_EXERCISE PROMPT_:
Return a copy of each line that holds the string "title".

_EXTRACTED MATERIAL_:
|---|

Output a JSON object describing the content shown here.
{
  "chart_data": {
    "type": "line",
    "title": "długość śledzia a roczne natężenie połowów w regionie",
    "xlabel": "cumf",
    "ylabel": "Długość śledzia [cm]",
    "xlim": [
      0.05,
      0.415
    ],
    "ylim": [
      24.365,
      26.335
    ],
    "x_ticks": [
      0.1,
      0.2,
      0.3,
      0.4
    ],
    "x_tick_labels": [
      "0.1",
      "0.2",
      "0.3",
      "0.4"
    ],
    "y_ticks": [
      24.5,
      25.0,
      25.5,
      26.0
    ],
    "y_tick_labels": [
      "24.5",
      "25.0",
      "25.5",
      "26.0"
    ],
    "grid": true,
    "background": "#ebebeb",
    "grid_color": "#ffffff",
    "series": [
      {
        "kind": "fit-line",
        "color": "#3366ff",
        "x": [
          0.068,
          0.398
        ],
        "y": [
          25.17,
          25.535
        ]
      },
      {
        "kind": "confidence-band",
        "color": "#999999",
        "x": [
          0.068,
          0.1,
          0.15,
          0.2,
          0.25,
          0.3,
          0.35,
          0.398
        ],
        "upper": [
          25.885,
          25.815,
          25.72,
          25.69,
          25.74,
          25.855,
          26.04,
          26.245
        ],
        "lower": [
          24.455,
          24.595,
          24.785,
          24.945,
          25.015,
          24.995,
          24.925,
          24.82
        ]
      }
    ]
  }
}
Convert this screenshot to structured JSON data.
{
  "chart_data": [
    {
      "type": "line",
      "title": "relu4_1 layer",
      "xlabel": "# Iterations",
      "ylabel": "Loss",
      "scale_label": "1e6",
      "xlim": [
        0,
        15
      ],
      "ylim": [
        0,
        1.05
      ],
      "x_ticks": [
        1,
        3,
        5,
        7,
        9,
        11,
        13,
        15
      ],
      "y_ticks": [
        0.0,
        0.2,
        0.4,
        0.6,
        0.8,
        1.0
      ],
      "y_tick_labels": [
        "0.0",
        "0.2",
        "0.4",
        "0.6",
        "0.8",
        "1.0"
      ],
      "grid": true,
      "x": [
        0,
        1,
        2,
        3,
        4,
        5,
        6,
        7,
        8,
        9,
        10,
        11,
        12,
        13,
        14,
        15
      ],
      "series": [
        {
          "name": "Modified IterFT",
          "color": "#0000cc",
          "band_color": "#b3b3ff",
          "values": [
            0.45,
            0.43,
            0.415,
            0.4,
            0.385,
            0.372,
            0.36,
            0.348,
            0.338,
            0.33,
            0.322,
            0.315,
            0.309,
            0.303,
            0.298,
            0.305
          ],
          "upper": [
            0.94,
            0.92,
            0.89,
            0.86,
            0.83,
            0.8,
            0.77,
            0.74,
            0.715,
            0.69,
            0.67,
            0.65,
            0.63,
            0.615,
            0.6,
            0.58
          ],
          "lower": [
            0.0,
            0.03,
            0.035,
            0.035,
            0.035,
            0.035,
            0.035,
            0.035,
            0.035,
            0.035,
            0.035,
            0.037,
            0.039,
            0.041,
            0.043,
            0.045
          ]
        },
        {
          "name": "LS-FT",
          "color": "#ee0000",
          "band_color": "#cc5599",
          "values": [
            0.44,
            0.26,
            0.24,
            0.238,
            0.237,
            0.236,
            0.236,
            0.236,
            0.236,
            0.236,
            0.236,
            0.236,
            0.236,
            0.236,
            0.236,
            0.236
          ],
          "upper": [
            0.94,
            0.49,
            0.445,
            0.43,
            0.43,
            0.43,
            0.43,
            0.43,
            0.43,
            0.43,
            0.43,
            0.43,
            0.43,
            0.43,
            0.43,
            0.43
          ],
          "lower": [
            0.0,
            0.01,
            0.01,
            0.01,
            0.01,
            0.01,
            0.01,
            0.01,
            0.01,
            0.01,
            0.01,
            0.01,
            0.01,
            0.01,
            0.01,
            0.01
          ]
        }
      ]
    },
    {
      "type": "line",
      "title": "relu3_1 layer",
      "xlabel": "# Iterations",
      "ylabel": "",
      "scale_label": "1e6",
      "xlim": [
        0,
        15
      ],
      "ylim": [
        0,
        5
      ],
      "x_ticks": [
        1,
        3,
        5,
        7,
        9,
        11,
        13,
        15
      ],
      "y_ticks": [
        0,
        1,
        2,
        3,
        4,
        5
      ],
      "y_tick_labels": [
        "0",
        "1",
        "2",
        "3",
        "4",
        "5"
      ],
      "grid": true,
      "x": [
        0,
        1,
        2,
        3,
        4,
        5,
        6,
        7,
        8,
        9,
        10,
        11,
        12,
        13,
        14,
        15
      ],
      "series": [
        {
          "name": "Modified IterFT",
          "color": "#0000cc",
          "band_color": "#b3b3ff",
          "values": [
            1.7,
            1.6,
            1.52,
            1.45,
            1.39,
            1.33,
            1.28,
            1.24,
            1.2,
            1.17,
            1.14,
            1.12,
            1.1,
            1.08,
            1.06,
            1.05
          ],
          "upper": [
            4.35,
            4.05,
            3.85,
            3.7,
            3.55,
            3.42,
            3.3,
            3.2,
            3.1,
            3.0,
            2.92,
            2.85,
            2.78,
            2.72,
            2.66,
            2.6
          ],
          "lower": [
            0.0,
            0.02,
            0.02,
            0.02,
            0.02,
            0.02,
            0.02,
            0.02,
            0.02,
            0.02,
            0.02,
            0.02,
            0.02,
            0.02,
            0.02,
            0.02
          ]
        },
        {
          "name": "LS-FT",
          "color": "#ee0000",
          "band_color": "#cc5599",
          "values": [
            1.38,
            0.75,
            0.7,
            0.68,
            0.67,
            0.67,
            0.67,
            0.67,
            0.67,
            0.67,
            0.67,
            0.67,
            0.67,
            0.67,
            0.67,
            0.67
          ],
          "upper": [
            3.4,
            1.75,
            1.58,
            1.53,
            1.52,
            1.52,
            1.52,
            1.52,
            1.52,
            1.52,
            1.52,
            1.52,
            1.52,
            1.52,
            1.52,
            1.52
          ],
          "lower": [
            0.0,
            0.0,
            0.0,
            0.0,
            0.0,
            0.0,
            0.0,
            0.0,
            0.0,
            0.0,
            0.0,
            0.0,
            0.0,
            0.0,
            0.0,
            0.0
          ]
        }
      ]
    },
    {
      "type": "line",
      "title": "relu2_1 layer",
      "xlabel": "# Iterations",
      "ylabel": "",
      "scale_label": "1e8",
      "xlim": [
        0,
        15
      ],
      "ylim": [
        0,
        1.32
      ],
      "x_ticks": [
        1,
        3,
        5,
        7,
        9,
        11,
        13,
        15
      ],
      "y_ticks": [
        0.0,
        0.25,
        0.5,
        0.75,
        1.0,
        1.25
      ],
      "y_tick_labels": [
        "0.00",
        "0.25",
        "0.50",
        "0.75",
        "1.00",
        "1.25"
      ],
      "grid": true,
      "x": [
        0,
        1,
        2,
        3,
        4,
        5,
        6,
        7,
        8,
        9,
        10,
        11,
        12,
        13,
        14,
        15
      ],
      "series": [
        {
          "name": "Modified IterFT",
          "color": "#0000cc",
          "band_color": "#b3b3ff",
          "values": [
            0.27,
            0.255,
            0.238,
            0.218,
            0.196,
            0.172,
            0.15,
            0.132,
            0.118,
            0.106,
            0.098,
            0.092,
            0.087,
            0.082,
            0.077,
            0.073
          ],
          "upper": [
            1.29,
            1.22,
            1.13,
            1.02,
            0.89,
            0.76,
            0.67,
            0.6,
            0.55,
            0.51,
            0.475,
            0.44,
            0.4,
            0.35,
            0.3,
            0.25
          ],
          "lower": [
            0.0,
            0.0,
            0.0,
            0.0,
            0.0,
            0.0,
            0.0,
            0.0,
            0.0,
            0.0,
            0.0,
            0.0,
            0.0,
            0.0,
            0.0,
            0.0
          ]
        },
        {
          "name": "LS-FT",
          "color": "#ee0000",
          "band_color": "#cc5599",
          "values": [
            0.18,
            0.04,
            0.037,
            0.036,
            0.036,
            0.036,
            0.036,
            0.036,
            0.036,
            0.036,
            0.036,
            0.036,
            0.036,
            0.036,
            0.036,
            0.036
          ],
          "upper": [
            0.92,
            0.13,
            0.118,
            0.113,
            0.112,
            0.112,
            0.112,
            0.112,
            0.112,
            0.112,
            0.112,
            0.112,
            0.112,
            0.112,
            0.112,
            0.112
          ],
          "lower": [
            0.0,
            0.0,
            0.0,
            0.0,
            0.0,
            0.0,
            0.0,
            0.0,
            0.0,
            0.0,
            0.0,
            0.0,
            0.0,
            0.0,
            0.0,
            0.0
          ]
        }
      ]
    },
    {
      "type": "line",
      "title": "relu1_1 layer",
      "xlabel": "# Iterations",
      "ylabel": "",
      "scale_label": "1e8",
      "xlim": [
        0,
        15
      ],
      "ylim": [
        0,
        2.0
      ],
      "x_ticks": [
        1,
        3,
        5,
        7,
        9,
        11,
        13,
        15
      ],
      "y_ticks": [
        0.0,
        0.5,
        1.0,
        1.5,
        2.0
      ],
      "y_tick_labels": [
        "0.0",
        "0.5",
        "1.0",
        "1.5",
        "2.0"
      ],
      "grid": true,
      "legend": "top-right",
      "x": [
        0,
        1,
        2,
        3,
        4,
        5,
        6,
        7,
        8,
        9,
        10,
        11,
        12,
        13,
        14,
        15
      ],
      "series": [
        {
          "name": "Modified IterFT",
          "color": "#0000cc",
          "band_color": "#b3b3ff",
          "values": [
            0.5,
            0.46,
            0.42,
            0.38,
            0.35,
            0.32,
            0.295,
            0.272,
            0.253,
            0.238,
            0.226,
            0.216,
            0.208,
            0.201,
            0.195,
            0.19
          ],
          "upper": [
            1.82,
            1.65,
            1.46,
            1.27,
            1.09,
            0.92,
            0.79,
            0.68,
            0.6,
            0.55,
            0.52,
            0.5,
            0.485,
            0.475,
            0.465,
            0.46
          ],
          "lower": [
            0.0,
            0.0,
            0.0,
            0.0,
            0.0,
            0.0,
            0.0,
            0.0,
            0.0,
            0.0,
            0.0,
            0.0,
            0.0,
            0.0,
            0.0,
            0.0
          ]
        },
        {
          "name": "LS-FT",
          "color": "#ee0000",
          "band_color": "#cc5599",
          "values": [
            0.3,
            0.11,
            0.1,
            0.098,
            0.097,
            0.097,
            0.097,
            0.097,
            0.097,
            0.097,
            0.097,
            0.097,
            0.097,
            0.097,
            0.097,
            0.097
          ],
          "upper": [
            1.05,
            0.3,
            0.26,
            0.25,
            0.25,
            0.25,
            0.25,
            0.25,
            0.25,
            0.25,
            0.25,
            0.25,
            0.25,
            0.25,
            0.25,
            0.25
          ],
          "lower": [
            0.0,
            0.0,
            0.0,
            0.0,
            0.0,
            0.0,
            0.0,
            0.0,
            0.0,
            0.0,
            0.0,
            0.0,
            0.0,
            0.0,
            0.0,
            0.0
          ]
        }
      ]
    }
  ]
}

|---|

_OUTPUT_:
    "title": "długość śledzia a roczne natężenie połowów w regionie",
      "title": "relu4_1 layer",
      "title": "relu3_1 layer",
      "title": "relu2_1 layer",
      "title": "relu1_1 layer",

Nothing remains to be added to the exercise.